Task requirements: In the records below, find each line with the word "things" and copy it.
-- START OF Listing --
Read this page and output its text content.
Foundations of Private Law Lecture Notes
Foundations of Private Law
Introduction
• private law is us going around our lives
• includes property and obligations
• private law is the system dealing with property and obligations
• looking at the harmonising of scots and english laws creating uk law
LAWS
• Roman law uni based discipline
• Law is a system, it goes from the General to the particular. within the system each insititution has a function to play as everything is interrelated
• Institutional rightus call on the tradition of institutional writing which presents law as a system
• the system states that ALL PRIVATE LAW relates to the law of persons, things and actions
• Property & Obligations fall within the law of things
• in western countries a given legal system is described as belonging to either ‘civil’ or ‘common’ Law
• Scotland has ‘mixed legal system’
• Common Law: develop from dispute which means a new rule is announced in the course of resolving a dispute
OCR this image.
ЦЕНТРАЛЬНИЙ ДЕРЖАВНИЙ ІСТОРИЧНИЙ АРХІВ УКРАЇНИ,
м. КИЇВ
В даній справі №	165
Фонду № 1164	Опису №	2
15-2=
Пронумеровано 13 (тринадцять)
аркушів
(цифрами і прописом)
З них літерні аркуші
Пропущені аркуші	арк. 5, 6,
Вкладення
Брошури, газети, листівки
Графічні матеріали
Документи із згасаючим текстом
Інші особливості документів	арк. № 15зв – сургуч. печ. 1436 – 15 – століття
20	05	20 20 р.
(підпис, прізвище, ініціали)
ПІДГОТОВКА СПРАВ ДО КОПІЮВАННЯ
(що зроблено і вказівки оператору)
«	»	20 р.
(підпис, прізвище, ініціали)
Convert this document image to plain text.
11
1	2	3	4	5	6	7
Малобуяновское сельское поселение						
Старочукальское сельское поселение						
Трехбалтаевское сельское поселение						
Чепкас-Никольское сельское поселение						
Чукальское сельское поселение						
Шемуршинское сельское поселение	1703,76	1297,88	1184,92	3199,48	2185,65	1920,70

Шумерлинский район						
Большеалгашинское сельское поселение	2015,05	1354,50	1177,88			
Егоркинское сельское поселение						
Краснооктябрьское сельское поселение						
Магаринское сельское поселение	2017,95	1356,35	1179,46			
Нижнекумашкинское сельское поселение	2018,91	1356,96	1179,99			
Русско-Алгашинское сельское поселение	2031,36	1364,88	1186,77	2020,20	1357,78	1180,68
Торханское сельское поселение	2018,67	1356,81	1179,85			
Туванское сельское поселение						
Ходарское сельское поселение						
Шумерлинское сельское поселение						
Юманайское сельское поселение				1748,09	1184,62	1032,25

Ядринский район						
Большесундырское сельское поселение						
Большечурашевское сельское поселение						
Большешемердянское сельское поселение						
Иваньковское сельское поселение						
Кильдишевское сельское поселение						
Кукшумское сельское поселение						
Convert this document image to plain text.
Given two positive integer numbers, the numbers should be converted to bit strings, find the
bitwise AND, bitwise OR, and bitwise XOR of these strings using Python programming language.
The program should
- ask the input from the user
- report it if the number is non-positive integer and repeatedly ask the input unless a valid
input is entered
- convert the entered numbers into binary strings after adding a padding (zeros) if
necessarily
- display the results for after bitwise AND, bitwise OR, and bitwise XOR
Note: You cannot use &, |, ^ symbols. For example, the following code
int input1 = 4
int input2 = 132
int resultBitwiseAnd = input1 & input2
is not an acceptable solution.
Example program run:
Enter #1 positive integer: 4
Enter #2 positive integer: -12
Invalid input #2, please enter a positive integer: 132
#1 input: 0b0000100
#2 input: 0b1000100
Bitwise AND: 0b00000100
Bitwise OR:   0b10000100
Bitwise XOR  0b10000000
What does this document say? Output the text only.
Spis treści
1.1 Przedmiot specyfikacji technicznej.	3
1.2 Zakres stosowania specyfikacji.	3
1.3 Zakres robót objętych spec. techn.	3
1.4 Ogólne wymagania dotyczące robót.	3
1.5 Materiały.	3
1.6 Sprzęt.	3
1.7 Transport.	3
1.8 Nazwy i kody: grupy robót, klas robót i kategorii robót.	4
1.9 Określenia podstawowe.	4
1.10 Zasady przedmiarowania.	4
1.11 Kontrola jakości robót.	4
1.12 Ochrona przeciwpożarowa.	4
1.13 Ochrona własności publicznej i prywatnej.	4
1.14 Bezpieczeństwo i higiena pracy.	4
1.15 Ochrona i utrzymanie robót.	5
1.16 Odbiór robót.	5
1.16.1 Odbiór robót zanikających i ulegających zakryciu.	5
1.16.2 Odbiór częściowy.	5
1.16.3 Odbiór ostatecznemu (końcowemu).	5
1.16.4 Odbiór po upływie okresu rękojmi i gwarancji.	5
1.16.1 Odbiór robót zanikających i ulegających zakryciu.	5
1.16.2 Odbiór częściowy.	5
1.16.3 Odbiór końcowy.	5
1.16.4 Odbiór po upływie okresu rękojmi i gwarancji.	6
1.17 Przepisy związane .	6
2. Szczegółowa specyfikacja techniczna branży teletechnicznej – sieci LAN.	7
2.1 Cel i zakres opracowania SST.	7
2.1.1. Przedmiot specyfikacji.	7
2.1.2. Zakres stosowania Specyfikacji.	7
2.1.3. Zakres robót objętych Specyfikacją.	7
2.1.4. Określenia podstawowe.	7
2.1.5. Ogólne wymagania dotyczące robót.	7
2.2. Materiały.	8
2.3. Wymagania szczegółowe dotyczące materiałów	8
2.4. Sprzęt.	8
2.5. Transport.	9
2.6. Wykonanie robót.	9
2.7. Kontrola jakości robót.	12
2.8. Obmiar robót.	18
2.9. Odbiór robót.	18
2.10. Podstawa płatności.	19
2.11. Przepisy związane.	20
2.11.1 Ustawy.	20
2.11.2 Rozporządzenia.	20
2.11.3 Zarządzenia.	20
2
-- END OF Listing --
Reply to the exercise:
• the system states that ALL PRIVATE LAW relates to the law of persons, things and actions
• Property & Obligations fall within the law of things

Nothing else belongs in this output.